Required work
Make an exact copy of the records, with the pictures left out.

[Dataset entries]
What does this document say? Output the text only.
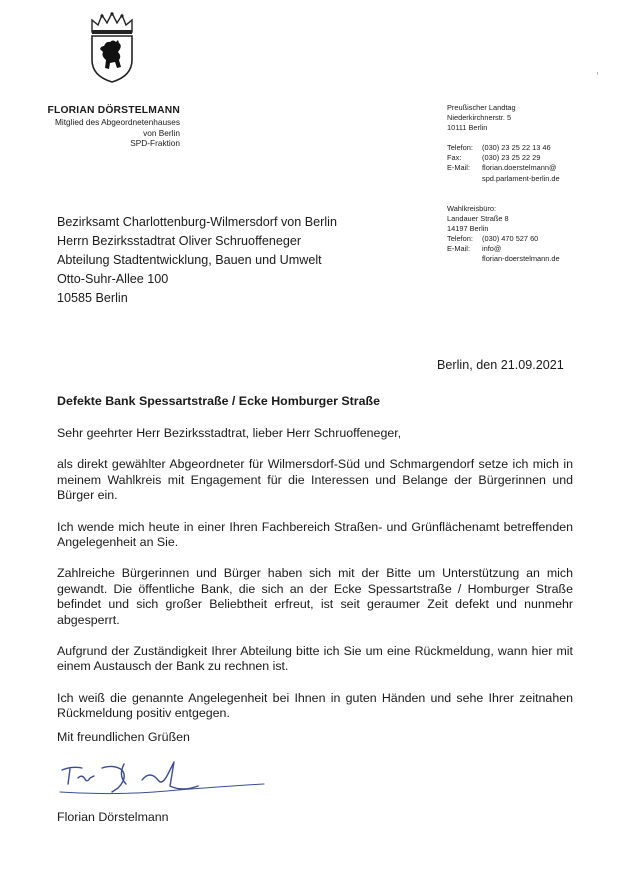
FLORIAN DÖRSTELMANN
Mitglied des Abgeordnetenhauses
von Berlin
SPD-Fraktion
Preußischer Landtag
Niederkirchnerstr. 5
10111 Berlin
Telefon:	(030) 23 25 22 13 46
Fax:	(030) 23 25 22 29
E-Mail:	florian.doerstelmann@
spd.parlament-berlin.de
Wahlkreisbüro:
Landauer Straße 8
14197 Berlin
Telefon:	(030) 470 527 60
E-Mail:	info@
florian-doerstelmann.de
Bezirksamt Charlottenburg-Wilmersdorf von Berlin
Herrn Bezirksstadtrat Oliver Schruoffeneger
Abteilung Stadtentwicklung, Bauen und Umwelt
Otto-Suhr-Allee 100
10585 Berlin
Berlin, den 21.09.2021
Defekte Bank Spessartstraße / Ecke Homburger Straße

Sehr geehrter Herr Bezirksstadtrat, lieber Herr Schruoffeneger,

als direkt gewählter Abgeordneter für Wilmersdorf-Süd und Schmargendorf setze ich mich in meinem Wahlkreis mit Engagement für die Interessen und Belange der Bürgerinnen und Bürger ein.

Ich wende mich heute in einer Ihren Fachbereich Straßen- und Grünflächenamt betreffenden Angelegenheit an Sie.

Zahlreiche Bürgerinnen und Bürger haben sich mit der Bitte um Unterstützung an mich gewandt. Die öffentliche Bank, die sich an der Ecke Spessartstraße / Homburger Straße befindet und sich großer Beliebtheit erfreut, ist seit geraumer Zeit defekt und nunmehr abgesperrt.

Aufgrund der Zuständigkeit Ihrer Abteilung bitte ich Sie um eine Rückmeldung, wann hier mit einem Austausch der Bank zu rechnen ist.

Ich weiß die genannte Angelegenheit bei Ihnen in guten Händen und sehe Ihrer zeitnahen Rückmeldung positiv entgegen.

Mit freundlichen Grüßen
Florian Dörstelmann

Solution for this exercise
What does this document say? Output the text only.
FLORIAN DÖRSTELMANN
Mitglied des Abgeordnetenhauses
von Berlin
SPD-Fraktion
Preußischer Landtag
Niederkirchnerstr. 5
10111 Berlin
Telefon:	(030) 23 25 22 13 46
Fax:	(030) 23 25 22 29
E-Mail:	florian.doerstelmann@
spd.parlament-berlin.de
Wahlkreisbüro:
Landauer Straße 8
14197 Berlin
Telefon:	(030) 470 527 60
E-Mail:	info@
florian-doerstelmann.de
Bezirksamt Charlottenburg-Wilmersdorf von Berlin
Herrn Bezirksstadtrat Oliver Schruoffeneger
Abteilung Stadtentwicklung, Bauen und Umwelt
Otto-Suhr-Allee 100
10585 Berlin
Berlin, den 21.09.2021
Defekte Bank Spessartstraße / Ecke Homburger Straße

Sehr geehrter Herr Bezirksstadtrat, lieber Herr Schruoffeneger,

als direkt gewählter Abgeordneter für Wilmersdorf-Süd und Schmargendorf setze ich mich in meinem Wahlkreis mit Engagement für die Interessen und Belange der Bürgerinnen und Bürger ein.

Ich wende mich heute in einer Ihren Fachbereich Straßen- und Grünflächenamt betreffenden Angelegenheit an Sie.

Zahlreiche Bürgerinnen und Bürger haben sich mit der Bitte um Unterstützung an mich gewandt. Die öffentliche Bank, die sich an der Ecke Spessartstraße / Homburger Straße befindet und sich großer Beliebtheit erfreut, ist seit geraumer Zeit defekt und nunmehr abgesperrt.

Aufgrund der Zuständigkeit Ihrer Abteilung bitte ich Sie um eine Rückmeldung, wann hier mit einem Austausch der Bank zu rechnen ist.

Ich weiß die genannte Angelegenheit bei Ihnen in guten Händen und sehe Ihrer zeitnahen Rückmeldung positiv entgegen.

Mit freundlichen Grüßen
Florian Dörstelmann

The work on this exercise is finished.